====== SOURCE RECORDS ======

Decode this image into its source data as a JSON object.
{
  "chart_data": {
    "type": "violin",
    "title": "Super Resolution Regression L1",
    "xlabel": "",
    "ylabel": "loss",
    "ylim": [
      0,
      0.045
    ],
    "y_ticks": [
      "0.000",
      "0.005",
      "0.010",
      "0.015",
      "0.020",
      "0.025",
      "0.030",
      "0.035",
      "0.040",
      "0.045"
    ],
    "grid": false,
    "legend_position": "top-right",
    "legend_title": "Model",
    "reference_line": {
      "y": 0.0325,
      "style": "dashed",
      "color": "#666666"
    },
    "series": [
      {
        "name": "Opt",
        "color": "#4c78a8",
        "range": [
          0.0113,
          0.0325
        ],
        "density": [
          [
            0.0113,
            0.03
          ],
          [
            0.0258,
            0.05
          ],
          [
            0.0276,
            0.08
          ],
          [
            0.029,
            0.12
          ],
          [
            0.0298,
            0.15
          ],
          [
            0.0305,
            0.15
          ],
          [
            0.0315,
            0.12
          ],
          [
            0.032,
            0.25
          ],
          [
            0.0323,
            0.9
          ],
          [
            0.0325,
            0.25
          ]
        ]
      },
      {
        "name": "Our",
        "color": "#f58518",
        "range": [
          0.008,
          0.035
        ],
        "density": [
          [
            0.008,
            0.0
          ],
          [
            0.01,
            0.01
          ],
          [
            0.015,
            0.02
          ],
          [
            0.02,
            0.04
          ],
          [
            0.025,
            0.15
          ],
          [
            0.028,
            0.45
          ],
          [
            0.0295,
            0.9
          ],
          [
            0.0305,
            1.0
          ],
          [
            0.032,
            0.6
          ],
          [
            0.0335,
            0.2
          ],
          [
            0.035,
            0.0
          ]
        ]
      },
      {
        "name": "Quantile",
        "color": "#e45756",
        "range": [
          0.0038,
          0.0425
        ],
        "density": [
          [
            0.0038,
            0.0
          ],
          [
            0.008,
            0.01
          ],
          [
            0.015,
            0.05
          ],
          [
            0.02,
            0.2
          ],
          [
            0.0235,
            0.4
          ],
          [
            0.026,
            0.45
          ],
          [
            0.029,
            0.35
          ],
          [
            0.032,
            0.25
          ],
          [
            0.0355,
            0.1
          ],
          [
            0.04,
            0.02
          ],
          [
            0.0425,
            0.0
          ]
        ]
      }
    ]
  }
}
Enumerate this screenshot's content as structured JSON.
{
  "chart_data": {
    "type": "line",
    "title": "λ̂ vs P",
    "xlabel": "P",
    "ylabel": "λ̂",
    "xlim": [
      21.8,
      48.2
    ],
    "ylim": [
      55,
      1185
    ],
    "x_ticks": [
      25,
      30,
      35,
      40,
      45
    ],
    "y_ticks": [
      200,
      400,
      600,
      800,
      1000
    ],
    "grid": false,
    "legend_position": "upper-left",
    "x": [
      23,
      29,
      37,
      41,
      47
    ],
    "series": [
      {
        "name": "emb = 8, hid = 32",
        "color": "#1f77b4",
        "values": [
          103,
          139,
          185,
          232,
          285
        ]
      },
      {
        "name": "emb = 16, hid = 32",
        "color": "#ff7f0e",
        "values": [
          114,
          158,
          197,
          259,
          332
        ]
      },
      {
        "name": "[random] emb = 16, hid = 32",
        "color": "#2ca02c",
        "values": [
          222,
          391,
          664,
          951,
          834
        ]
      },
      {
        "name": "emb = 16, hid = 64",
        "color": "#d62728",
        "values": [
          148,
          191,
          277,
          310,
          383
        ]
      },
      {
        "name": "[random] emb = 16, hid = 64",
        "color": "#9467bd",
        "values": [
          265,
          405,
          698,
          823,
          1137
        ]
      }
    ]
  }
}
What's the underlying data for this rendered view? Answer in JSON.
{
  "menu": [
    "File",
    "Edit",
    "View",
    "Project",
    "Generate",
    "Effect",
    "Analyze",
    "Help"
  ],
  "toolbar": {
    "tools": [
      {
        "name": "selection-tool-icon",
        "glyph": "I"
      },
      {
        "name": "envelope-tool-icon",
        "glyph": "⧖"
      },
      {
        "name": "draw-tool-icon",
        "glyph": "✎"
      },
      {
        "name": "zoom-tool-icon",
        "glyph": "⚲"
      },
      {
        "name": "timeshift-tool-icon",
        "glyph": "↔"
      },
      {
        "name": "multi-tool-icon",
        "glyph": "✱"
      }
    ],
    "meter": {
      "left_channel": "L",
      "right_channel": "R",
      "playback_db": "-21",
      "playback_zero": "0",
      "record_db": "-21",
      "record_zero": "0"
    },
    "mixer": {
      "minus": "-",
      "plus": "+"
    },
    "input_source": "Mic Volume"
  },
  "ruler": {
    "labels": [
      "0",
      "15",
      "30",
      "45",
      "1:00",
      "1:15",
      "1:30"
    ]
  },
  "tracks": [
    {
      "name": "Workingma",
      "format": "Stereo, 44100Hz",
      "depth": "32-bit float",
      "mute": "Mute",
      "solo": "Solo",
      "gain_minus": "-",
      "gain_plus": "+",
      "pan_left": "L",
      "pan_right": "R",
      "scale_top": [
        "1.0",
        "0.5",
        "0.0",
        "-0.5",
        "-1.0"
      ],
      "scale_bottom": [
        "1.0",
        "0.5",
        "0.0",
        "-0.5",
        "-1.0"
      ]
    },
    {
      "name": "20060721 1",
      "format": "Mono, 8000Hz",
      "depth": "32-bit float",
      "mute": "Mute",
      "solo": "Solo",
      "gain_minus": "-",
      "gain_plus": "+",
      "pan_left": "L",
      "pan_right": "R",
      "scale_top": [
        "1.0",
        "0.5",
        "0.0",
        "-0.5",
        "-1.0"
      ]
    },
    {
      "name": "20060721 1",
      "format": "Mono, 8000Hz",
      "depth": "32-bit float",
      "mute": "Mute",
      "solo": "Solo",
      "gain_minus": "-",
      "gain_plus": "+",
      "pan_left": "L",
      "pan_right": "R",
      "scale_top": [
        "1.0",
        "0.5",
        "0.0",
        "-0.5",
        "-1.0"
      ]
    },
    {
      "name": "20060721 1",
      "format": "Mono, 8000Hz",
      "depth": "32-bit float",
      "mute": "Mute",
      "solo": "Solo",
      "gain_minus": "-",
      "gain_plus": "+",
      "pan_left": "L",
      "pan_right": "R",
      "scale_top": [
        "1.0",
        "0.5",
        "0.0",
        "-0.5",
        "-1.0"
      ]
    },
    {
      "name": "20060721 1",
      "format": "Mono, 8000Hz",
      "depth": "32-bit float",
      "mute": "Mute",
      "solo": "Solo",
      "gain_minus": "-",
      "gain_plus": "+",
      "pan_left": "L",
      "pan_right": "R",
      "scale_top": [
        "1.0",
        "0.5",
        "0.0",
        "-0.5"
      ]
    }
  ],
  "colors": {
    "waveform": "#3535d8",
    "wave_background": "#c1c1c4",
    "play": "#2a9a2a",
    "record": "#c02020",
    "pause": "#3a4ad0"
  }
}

======

• [REQUEST] Return every record above exactly as it appears.

• [ANSWER TO THIS EXERCISE]
Decode this image into its source data as a JSON object.
{
  "chart_data": {
    "type": "violin",
    "title": "Super Resolution Regression L1",
    "xlabel": "",
    "ylabel": "loss",
    "ylim": [
      0,
      0.045
    ],
    "y_ticks": [
      "0.000",
      "0.005",
      "0.010",
      "0.015",
      "0.020",
      "0.025",
      "0.030",
      "0.035",
      "0.040",
      "0.045"
    ],
    "grid": false,
    "legend_position": "top-right",
    "legend_title": "Model",
    "reference_line": {
      "y": 0.0325,
      "style": "dashed",
      "color": "#666666"
    },
    "series": [
      {
        "name": "Opt",
        "color": "#4c78a8",
        "range": [
          0.0113,
          0.0325
        ],
        "density": [
          [
            0.0113,
            0.03
          ],
          [
            0.0258,
            0.05
          ],
          [
            0.0276,
            0.08
          ],
          [
            0.029,
            0.12
          ],
          [
            0.0298,
            0.15
          ],
          [
            0.0305,
            0.15
          ],
          [
            0.0315,
            0.12
          ],
          [
            0.032,
            0.25
          ],
          [
            0.0323,
            0.9
          ],
          [
            0.0325,
            0.25
          ]
        ]
      },
      {
        "name": "Our",
        "color": "#f58518",
        "range": [
          0.008,
          0.035
        ],
        "density": [
          [
            0.008,
            0.0
          ],
          [
            0.01,
            0.01
          ],
          [
            0.015,
            0.02
          ],
          [
            0.02,
            0.04
          ],
          [
            0.025,
            0.15
          ],
          [
            0.028,
            0.45
          ],
          [
            0.0295,
            0.9
          ],
          [
            0.0305,
            1.0
          ],
          [
            0.032,
            0.6
          ],
          [
            0.0335,
            0.2
          ],
          [
            0.035,
            0.0
          ]
        ]
      },
      {
        "name": "Quantile",
        "color": "#e45756",
        "range": [
          0.0038,
          0.0425
        ],
        "density": [
          [
            0.0038,
            0.0
          ],
          [
            0.008,
            0.01
          ],
          [
            0.015,
            0.05
          ],
          [
            0.02,
            0.2
          ],
          [
            0.0235,
            0.4
          ],
          [
            0.026,
            0.45
          ],
          [
            0.029,
            0.35
          ],
          [
            0.032,
            0.25
          ],
          [
            0.0355,
            0.1
          ],
          [
            0.04,
            0.02
          ],
          [
            0.0425,
            0.0
          ]
        ]
      }
    ]
  }
}
Enumerate this screenshot's content as structured JSON.
{
  "chart_data": {
    "type": "line",
    "title": "λ̂ vs P",
    "xlabel": "P",
    "ylabel": "λ̂",
    "xlim": [
      21.8,
      48.2
    ],
    "ylim": [
      55,
      1185
    ],
    "x_ticks": [
      25,
      30,
      35,
      40,
      45
    ],
    "y_ticks": [
      200,
      400,
      600,
      800,
      1000
    ],
    "grid": false,
    "legend_position": "upper-left",
    "x": [
      23,
      29,
      37,
      41,
      47
    ],
    "series": [
      {
        "name": "emb = 8, hid = 32",
        "color": "#1f77b4",
        "values": [
          103,
          139,
          185,
          232,
          285
        ]
      },
      {
        "name": "emb = 16, hid = 32",
        "color": "#ff7f0e",
        "values": [
          114,
          158,
          197,
          259,
          332
        ]
      },
      {
        "name": "[random] emb = 16, hid = 32",
        "color": "#2ca02c",
        "values": [
          222,
          391,
          664,
          951,
          834
        ]
      },
      {
        "name": "emb = 16, hid = 64",
        "color": "#d62728",
        "values": [
          148,
          191,
          277,
          310,
          383
        ]
      },
      {
        "name": "[random] emb = 16, hid = 64",
        "color": "#9467bd",
        "values": [
          265,
          405,
          698,
          823,
          1137
        ]
      }
    ]
  }
}
What's the underlying data for this rendered view? Answer in JSON.
{
  "menu": [
    "File",
    "Edit",
    "View",
    "Project",
    "Generate",
    "Effect",
    "Analyze",
    "Help"
  ],
  "toolbar": {
    "tools": [
      {
        "name": "selection-tool-icon",
        "glyph": "I"
      },
      {
        "name": "envelope-tool-icon",
        "glyph": "⧖"
      },
      {
        "name": "draw-tool-icon",
        "glyph": "✎"
      },
      {
        "name": "zoom-tool-icon",
        "glyph": "⚲"
      },
      {
        "name": "timeshift-tool-icon",
        "glyph": "↔"
      },
      {
        "name": "multi-tool-icon",
        "glyph": "✱"
      }
    ],
    "meter": {
      "left_channel": "L",
      "right_channel": "R",
      "playback_db": "-21",
      "playback_zero": "0",
      "record_db": "-21",
      "record_zero": "0"
    },
    "mixer": {
      "minus": "-",
      "plus": "+"
    },
    "input_source": "Mic Volume"
  },
  "ruler": {
    "labels": [
      "0",
      "15",
      "30",
      "45",
      "1:00",
      "1:15",
      "1:30"
    ]
  },
  "tracks": [
    {
      "name": "Workingma",
      "format": "Stereo, 44100Hz",
      "depth": "32-bit float",
      "mute": "Mute",
      "solo": "Solo",
      "gain_minus": "-",
      "gain_plus": "+",
      "pan_left": "L",
      "pan_right": "R",
      "scale_top": [
        "1.0",
        "0.5",
        "0.0",
        "-0.5",
        "-1.0"
      ],
      "scale_bottom": [
        "1.0",
        "0.5",
        "0.0",
        "-0.5",
        "-1.0"
      ]
    },
    {
      "name": "20060721 1",
      "format": "Mono, 8000Hz",
      "depth": "32-bit float",
      "mute": "Mute",
      "solo": "Solo",
      "gain_minus": "-",
      "gain_plus": "+",
      "pan_left": "L",
      "pan_right": "R",
      "scale_top": [
        "1.0",
        "0.5",
        "0.0",
        "-0.5",
        "-1.0"
      ]
    },
    {
      "name": "20060721 1",
      "format": "Mono, 8000Hz",
      "depth": "32-bit float",
      "mute": "Mute",
      "solo": "Solo",
      "gain_minus": "-",
      "gain_plus": "+",
      "pan_left": "L",
      "pan_right": "R",
      "scale_top": [
        "1.0",
        "0.5",
        "0.0",
        "-0.5",
        "-1.0"
      ]
    },
    {
      "name": "20060721 1",
      "format": "Mono, 8000Hz",
      "depth": "32-bit float",
      "mute": "Mute",
      "solo": "Solo",
      "gain_minus": "-",
      "gain_plus": "+",
      "pan_left": "L",
      "pan_right": "R",
      "scale_top": [
        "1.0",
        "0.5",
        "0.0",
        "-0.5",
        "-1.0"
      ]
    },
    {
      "name": "20060721 1",
      "format": "Mono, 8000Hz",
      "depth": "32-bit float",
      "mute": "Mute",
      "solo": "Solo",
      "gain_minus": "-",
      "gain_plus": "+",
      "pan_left": "L",
      "pan_right": "R",
      "scale_top": [
        "1.0",
        "0.5",
        "0.0",
        "-0.5"
      ]
    }
  ],
  "colors": {
    "waveform": "#3535d8",
    "wave_background": "#c1c1c4",
    "play": "#2a9a2a",
    "record": "#c02020",
    "pause": "#3a4ad0"
  }
}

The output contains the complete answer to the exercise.